= What is required =
Look through the listing for the word "JSON". Copy each line that has it.

= Supplied information =
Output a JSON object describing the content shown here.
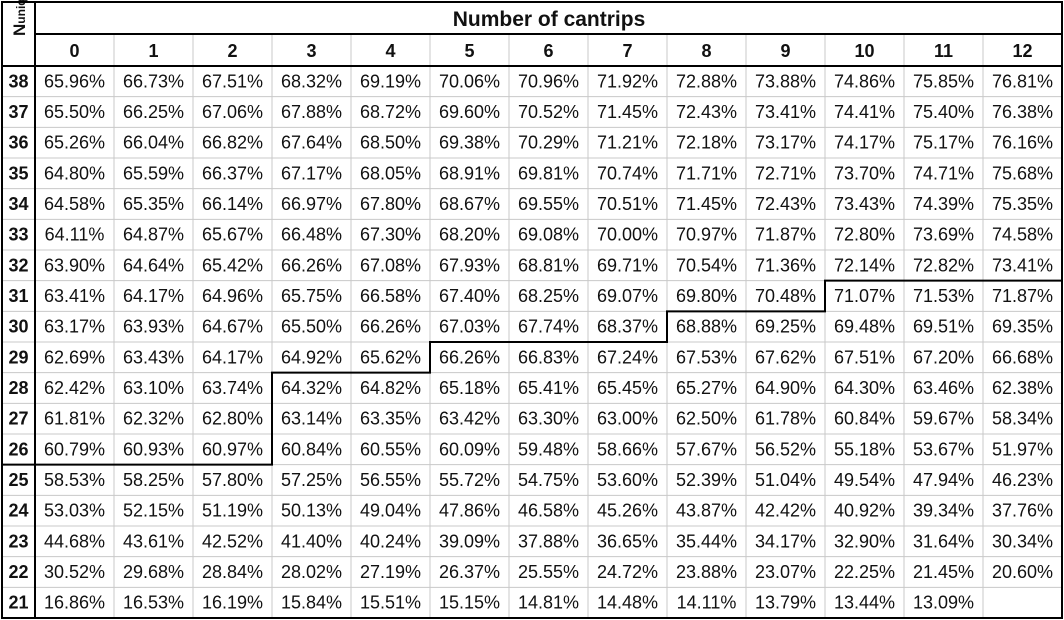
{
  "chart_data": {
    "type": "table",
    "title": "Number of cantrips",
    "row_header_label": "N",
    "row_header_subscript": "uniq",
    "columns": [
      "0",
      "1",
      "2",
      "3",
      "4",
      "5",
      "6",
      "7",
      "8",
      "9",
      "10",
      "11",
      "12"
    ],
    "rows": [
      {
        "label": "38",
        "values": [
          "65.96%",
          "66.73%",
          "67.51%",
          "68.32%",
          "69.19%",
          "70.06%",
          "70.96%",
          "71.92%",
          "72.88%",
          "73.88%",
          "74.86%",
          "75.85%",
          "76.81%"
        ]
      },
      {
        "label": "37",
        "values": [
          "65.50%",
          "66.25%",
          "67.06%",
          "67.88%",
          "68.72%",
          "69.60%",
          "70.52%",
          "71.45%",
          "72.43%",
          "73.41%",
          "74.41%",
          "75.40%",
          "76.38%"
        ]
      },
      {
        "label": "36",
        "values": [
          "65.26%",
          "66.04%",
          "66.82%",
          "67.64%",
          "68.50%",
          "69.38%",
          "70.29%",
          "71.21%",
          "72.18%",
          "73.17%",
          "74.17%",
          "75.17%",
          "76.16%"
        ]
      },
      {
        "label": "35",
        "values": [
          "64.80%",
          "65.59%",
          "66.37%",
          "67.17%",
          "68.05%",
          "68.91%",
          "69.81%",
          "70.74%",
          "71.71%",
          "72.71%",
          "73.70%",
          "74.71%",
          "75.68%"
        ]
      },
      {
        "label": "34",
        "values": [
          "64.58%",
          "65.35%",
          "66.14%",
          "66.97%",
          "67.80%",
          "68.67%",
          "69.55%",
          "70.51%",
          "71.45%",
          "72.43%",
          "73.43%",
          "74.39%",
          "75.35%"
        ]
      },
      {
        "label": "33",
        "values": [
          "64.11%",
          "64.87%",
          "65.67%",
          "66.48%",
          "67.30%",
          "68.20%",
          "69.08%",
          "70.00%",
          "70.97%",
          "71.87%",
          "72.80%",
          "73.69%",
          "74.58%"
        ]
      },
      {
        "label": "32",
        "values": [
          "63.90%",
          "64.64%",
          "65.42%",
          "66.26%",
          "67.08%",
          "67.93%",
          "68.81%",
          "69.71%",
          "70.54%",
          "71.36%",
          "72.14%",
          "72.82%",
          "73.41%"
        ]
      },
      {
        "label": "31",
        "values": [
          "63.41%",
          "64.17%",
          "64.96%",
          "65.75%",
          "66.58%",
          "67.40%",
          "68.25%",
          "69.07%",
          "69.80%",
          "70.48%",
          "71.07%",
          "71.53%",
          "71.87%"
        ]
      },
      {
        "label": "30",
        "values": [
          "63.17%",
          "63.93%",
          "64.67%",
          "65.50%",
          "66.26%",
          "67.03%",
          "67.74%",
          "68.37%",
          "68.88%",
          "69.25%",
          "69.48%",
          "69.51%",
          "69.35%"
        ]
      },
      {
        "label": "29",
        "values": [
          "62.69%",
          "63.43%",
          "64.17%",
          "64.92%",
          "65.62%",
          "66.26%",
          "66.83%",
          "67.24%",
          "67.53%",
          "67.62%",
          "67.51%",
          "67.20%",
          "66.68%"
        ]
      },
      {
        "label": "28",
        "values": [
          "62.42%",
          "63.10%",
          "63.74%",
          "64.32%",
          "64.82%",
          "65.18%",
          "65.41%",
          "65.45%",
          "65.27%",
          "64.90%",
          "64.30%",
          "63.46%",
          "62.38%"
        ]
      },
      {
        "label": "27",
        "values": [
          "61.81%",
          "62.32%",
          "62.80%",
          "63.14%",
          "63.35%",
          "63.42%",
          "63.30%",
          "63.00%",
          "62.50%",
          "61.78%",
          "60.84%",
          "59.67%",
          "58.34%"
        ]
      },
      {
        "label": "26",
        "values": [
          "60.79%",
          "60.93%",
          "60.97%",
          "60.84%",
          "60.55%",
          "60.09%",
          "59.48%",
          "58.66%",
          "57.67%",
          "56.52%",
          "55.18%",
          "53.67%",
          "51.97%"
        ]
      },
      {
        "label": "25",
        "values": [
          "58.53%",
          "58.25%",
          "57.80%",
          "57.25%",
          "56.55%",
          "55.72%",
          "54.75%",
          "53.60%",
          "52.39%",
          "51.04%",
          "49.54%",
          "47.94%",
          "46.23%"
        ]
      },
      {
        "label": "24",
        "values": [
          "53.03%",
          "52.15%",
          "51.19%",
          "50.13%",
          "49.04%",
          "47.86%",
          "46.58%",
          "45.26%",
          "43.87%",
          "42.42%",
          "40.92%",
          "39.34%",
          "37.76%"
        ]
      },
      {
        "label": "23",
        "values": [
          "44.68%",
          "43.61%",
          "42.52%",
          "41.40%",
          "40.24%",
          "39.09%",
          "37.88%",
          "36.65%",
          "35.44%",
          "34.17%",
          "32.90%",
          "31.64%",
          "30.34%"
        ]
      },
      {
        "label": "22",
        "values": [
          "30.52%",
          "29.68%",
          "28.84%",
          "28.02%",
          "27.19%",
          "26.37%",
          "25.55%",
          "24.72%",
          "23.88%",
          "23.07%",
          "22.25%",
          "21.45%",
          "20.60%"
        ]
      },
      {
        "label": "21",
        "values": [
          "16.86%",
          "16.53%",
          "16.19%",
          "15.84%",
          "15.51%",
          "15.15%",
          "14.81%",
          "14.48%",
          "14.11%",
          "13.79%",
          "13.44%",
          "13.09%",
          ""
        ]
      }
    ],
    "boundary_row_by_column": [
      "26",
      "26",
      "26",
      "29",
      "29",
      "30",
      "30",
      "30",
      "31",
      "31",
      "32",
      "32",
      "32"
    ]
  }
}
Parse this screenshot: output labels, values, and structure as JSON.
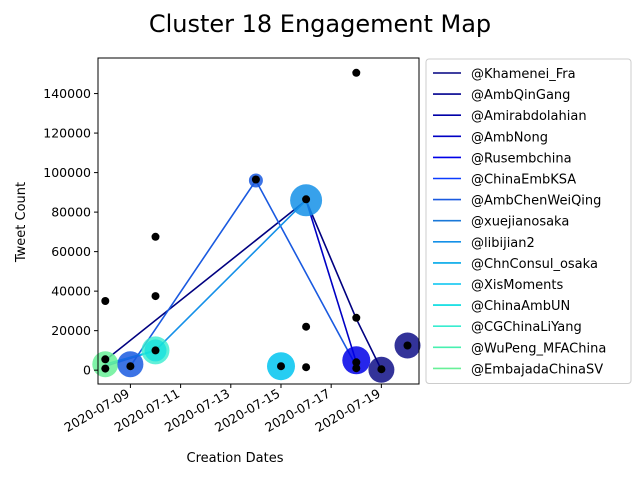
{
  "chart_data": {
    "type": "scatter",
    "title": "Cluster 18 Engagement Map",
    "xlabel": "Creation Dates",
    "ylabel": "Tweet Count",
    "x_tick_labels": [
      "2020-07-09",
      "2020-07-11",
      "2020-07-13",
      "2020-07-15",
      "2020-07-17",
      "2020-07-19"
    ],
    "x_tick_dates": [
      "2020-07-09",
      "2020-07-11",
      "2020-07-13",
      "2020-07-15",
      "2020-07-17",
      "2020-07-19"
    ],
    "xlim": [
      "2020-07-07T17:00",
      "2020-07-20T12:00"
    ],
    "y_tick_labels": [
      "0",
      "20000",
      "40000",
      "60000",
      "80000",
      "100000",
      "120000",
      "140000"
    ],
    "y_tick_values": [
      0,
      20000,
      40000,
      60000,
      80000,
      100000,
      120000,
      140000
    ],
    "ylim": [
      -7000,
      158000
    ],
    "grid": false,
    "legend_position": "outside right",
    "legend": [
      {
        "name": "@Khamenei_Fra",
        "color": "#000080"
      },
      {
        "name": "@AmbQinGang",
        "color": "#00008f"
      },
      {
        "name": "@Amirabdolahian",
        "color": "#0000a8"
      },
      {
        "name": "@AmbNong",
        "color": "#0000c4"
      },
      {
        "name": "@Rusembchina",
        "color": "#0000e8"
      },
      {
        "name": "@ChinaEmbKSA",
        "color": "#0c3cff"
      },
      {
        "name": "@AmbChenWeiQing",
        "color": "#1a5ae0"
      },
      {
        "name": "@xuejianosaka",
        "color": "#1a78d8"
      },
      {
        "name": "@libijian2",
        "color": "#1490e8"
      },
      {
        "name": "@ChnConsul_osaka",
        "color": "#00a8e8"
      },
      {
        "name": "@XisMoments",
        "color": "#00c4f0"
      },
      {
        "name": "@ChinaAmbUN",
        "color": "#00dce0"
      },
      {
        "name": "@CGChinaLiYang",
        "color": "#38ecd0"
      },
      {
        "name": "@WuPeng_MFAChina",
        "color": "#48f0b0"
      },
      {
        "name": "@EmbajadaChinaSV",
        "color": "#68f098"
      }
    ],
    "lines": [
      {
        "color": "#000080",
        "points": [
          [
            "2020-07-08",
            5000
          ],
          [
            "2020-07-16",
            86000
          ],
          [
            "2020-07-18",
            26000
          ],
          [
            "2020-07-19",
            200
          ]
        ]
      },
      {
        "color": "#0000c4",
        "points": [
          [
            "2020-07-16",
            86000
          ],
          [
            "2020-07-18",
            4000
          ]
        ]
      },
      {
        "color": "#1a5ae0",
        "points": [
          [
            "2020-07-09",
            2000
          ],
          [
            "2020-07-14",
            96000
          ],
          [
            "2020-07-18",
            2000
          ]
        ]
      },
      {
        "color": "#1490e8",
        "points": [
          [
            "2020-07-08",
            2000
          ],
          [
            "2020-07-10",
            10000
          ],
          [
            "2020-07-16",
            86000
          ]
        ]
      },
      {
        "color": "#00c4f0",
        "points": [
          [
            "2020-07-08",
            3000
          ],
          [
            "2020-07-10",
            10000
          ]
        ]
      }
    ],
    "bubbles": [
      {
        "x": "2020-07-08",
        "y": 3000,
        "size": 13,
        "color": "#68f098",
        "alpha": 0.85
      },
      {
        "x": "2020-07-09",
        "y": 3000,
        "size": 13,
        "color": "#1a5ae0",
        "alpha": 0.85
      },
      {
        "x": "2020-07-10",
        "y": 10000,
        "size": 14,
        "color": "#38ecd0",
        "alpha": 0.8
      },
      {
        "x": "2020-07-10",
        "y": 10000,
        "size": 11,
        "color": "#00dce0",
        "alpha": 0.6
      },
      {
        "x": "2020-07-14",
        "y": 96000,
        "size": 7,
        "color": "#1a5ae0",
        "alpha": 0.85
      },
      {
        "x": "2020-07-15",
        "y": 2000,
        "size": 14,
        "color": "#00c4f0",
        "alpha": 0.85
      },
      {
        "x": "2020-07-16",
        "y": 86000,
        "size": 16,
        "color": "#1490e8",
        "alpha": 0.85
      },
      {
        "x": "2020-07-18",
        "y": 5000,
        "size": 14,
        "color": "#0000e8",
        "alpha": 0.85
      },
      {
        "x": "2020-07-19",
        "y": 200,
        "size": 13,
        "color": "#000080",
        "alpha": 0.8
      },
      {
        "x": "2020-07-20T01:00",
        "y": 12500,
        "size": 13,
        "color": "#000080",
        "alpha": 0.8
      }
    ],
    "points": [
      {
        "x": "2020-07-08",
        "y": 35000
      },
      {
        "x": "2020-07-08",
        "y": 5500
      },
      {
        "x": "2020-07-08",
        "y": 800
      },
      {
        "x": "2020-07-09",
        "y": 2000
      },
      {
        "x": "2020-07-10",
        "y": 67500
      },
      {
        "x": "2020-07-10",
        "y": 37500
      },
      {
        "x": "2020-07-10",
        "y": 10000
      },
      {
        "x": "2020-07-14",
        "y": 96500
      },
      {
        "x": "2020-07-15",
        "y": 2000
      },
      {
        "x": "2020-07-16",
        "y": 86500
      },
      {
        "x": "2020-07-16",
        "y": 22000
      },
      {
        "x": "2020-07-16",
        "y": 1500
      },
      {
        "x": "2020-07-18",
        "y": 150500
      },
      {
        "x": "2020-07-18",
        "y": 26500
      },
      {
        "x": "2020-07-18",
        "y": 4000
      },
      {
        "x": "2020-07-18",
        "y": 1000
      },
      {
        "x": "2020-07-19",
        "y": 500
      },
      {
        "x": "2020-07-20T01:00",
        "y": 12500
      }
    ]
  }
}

= The solution =
Output a JSON object describing the content shown here.
Parse this screenshot: output labels, values, and structure as JSON.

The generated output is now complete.